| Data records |
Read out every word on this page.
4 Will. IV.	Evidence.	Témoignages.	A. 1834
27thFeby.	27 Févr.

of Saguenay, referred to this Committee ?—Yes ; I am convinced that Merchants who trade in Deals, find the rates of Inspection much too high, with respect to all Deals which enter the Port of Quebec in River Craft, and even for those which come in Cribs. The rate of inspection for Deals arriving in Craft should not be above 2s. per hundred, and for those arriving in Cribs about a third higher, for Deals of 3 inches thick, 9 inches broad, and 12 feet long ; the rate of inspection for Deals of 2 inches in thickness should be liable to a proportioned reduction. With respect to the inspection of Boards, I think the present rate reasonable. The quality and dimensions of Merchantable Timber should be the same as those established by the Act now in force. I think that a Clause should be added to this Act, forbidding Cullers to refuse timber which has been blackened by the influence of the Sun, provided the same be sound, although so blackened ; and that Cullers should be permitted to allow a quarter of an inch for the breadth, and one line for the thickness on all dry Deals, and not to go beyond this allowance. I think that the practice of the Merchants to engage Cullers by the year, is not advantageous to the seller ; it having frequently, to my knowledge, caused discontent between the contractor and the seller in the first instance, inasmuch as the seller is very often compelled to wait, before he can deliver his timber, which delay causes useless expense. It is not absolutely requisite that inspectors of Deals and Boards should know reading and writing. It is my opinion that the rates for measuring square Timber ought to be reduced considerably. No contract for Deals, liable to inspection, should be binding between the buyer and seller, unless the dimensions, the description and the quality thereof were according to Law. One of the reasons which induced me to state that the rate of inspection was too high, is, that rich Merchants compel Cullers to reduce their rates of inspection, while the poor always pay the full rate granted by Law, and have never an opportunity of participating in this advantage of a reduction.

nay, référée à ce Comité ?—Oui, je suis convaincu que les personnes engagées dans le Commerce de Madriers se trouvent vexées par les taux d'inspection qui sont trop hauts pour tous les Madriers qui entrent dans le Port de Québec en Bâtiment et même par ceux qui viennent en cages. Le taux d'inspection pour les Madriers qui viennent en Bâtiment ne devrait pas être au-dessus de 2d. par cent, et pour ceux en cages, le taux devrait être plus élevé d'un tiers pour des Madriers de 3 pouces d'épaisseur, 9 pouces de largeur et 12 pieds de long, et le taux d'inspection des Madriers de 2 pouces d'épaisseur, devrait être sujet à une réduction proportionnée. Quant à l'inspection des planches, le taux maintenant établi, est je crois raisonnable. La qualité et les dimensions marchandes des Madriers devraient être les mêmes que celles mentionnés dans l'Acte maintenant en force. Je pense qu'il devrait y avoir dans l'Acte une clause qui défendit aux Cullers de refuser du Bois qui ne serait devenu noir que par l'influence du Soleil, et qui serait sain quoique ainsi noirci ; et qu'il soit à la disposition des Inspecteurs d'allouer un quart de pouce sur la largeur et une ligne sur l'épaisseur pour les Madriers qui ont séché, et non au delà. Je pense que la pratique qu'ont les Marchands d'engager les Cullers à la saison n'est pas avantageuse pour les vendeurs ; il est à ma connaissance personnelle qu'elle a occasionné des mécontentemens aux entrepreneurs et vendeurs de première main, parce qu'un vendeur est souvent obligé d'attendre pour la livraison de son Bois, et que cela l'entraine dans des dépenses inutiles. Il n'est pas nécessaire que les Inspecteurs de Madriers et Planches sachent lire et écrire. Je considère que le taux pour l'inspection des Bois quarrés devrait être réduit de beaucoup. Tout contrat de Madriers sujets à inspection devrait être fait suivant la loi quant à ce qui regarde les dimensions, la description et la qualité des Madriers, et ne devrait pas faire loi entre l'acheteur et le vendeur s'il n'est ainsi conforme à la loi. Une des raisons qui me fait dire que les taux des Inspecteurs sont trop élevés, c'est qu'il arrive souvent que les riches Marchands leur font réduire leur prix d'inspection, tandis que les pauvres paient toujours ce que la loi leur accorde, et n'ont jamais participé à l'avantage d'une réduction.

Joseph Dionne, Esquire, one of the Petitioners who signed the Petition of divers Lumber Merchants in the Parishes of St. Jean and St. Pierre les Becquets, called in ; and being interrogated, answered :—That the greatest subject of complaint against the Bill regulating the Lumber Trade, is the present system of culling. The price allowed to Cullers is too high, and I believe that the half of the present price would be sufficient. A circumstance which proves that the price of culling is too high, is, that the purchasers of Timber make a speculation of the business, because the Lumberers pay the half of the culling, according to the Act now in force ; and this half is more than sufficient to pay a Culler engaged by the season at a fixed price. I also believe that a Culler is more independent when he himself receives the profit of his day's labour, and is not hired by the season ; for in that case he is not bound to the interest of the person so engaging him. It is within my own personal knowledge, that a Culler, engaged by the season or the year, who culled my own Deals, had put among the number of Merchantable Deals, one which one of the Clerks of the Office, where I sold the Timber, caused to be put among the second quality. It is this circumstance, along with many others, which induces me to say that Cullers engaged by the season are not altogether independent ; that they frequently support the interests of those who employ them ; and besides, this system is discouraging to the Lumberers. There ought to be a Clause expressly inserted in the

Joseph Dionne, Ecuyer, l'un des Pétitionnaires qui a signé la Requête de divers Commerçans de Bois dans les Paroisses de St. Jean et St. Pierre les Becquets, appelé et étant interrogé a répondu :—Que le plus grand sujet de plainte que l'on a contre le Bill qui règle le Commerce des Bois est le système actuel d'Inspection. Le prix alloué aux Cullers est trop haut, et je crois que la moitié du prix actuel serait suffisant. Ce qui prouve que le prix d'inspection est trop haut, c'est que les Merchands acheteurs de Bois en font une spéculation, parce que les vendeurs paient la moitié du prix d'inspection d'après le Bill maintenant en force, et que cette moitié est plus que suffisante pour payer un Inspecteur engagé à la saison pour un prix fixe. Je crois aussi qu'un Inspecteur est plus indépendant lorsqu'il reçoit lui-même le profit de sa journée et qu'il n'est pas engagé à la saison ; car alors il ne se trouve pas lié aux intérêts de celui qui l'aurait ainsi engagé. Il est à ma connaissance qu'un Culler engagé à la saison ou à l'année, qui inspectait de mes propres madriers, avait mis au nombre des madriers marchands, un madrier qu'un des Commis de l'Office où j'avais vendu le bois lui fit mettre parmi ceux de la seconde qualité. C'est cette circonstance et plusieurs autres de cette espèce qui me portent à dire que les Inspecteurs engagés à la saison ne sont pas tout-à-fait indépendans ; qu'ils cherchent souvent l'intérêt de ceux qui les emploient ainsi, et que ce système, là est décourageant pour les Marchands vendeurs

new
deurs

| What you will do |
All records above must be set down exactly, please.

| Task result |
Read out every word on this page.
4 Will. IV.	Evidence.	Témoignages.	A. 1834
27thFeby.	27 Févr.

of Saguenay, referred to this Committee ?—Yes ; I am convinced that Merchants who trade in Deals, find the rates of Inspection much too high, with respect to all Deals which enter the Port of Quebec in River Craft, and even for those which come in Cribs. The rate of inspection for Deals arriving in Craft should not be above 2s. per hundred, and for those arriving in Cribs about a third higher, for Deals of 3 inches thick, 9 inches broad, and 12 feet long ; the rate of inspection for Deals of 2 inches in thickness should be liable to a proportioned reduction. With respect to the inspection of Boards, I think the present rate reasonable. The quality and dimensions of Merchantable Timber should be the same as those established by the Act now in force. I think that a Clause should be added to this Act, forbidding Cullers to refuse timber which has been blackened by the influence of the Sun, provided the same be sound, although so blackened ; and that Cullers should be permitted to allow a quarter of an inch for the breadth, and one line for the thickness on all dry Deals, and not to go beyond this allowance. I think that the practice of the Merchants to engage Cullers by the year, is not advantageous to the seller ; it having frequently, to my knowledge, caused discontent between the contractor and the seller in the first instance, inasmuch as the seller is very often compelled to wait, before he can deliver his timber, which delay causes useless expense. It is not absolutely requisite that inspectors of Deals and Boards should know reading and writing. It is my opinion that the rates for measuring square Timber ought to be reduced considerably. No contract for Deals, liable to inspection, should be binding between the buyer and seller, unless the dimensions, the description and the quality thereof were according to Law. One of the reasons which induced me to state that the rate of inspection was too high, is, that rich Merchants compel Cullers to reduce their rates of inspection, while the poor always pay the full rate granted by Law, and have never an opportunity of participating in this advantage of a reduction.

nay, référée à ce Comité ?—Oui, je suis convaincu que les personnes engagées dans le Commerce de Madriers se trouvent vexées par les taux d'inspection qui sont trop hauts pour tous les Madriers qui entrent dans le Port de Québec en Bâtiment et même par ceux qui viennent en cages. Le taux d'inspection pour les Madriers qui viennent en Bâtiment ne devrait pas être au-dessus de 2d. par cent, et pour ceux en cages, le taux devrait être plus élevé d'un tiers pour des Madriers de 3 pouces d'épaisseur, 9 pouces de largeur et 12 pieds de long, et le taux d'inspection des Madriers de 2 pouces d'épaisseur, devrait être sujet à une réduction proportionnée. Quant à l'inspection des planches, le taux maintenant établi, est je crois raisonnable. La qualité et les dimensions marchandes des Madriers devraient être les mêmes que celles mentionnés dans l'Acte maintenant en force. Je pense qu'il devrait y avoir dans l'Acte une clause qui défendit aux Cullers de refuser du Bois qui ne serait devenu noir que par l'influence du Soleil, et qui serait sain quoique ainsi noirci ; et qu'il soit à la disposition des Inspecteurs d'allouer un quart de pouce sur la largeur et une ligne sur l'épaisseur pour les Madriers qui ont séché, et non au delà. Je pense que la pratique qu'ont les Marchands d'engager les Cullers à la saison n'est pas avantageuse pour les vendeurs ; il est à ma connaissance personnelle qu'elle a occasionné des mécontentemens aux entrepreneurs et vendeurs de première main, parce qu'un vendeur est souvent obligé d'attendre pour la livraison de son Bois, et que cela l'entraine dans des dépenses inutiles. Il n'est pas nécessaire que les Inspecteurs de Madriers et Planches sachent lire et écrire. Je considère que le taux pour l'inspection des Bois quarrés devrait être réduit de beaucoup. Tout contrat de Madriers sujets à inspection devrait être fait suivant la loi quant à ce qui regarde les dimensions, la description et la qualité des Madriers, et ne devrait pas faire loi entre l'acheteur et le vendeur s'il n'est ainsi conforme à la loi. Une des raisons qui me fait dire que les taux des Inspecteurs sont trop élevés, c'est qu'il arrive souvent que les riches Marchands leur font réduire leur prix d'inspection, tandis que les pauvres paient toujours ce que la loi leur accorde, et n'ont jamais participé à l'avantage d'une réduction.

Joseph Dionne, Esquire, one of the Petitioners who signed the Petition of divers Lumber Merchants in the Parishes of St. Jean and St. Pierre les Becquets, called in ; and being interrogated, answered :—That the greatest subject of complaint against the Bill regulating the Lumber Trade, is the present system of culling. The price allowed to Cullers is too high, and I believe that the half of the present price would be sufficient. A circumstance which proves that the price of culling is too high, is, that the purchasers of Timber make a speculation of the business, because the Lumberers pay the half of the culling, according to the Act now in force ; and this half is more than sufficient to pay a Culler engaged by the season at a fixed price. I also believe that a Culler is more independent when he himself receives the profit of his day's labour, and is not hired by the season ; for in that case he is not bound to the interest of the person so engaging him. It is within my own personal knowledge, that a Culler, engaged by the season or the year, who culled my own Deals, had put among the number of Merchantable Deals, one which one of the Clerks of the Office, where I sold the Timber, caused to be put among the second quality. It is this circumstance, along with many others, which induces me to say that Cullers engaged by the season are not altogether independent ; that they frequently support the interests of those who employ them ; and besides, this system is discouraging to the Lumberers. There ought to be a Clause expressly inserted in the

Joseph Dionne, Ecuyer, l'un des Pétitionnaires qui a signé la Requête de divers Commerçans de Bois dans les Paroisses de St. Jean et St. Pierre les Becquets, appelé et étant interrogé a répondu :—Que le plus grand sujet de plainte que l'on a contre le Bill qui règle le Commerce des Bois est le système actuel d'Inspection. Le prix alloué aux Cullers est trop haut, et je crois que la moitié du prix actuel serait suffisant. Ce qui prouve que le prix d'inspection est trop haut, c'est que les Merchands acheteurs de Bois en font une spéculation, parce que les vendeurs paient la moitié du prix d'inspection d'après le Bill maintenant en force, et que cette moitié est plus que suffisante pour payer un Inspecteur engagé à la saison pour un prix fixe. Je crois aussi qu'un Inspecteur est plus indépendant lorsqu'il reçoit lui-même le profit de sa journée et qu'il n'est pas engagé à la saison ; car alors il ne se trouve pas lié aux intérêts de celui qui l'aurait ainsi engagé. Il est à ma connaissance qu'un Culler engagé à la saison ou à l'année, qui inspectait de mes propres madriers, avait mis au nombre des madriers marchands, un madrier qu'un des Commis de l'Office où j'avais vendu le bois lui fit mettre parmi ceux de la seconde qualité. C'est cette circonstance et plusieurs autres de cette espèce qui me portent à dire que les Inspecteurs engagés à la saison ne sont pas tout-à-fait indépendans ; qu'ils cherchent souvent l'intérêt de ceux qui les emploient ainsi, et que ce système, là est décourageant pour les Marchands vendeurs

new
deurs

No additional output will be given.